Required task: The listing must be reproduced in full, exactly as it stands.

Data supplied:
■ ■ ■
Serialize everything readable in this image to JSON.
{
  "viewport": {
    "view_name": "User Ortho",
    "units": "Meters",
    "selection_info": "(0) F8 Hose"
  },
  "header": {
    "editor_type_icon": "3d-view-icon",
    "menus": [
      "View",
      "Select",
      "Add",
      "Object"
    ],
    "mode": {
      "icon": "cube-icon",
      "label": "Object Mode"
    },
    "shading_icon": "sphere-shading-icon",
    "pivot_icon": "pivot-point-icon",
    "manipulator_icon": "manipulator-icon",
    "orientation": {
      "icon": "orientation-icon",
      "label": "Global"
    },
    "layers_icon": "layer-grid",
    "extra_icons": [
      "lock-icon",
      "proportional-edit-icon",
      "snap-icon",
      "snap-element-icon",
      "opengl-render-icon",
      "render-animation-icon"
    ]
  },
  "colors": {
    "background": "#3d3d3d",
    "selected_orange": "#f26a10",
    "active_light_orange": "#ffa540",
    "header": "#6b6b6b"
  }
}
■ ■ ■
Result of this exercise:
Serialize everything readable in this image to JSON.
{
  "viewport": {
    "view_name": "User Ortho",
    "units": "Meters",
    "selection_info": "(0) F8 Hose"
  },
  "header": {
    "editor_type_icon": "3d-view-icon",
    "menus": [
      "View",
      "Select",
      "Add",
      "Object"
    ],
    "mode": {
      "icon": "cube-icon",
      "label": "Object Mode"
    },
    "shading_icon": "sphere-shading-icon",
    "pivot_icon": "pivot-point-icon",
    "manipulator_icon": "manipulator-icon",
    "orientation": {
      "icon": "orientation-icon",
      "label": "Global"
    },
    "layers_icon": "layer-grid",
    "extra_icons": [
      "lock-icon",
      "proportional-edit-icon",
      "snap-icon",
      "snap-element-icon",
      "opengl-render-icon",
      "render-animation-icon"
    ]
  },
  "colors": {
    "background": "#3d3d3d",
    "selected_orange": "#f26a10",
    "active_light_orange": "#ffa540",
    "header": "#6b6b6b"
  }
}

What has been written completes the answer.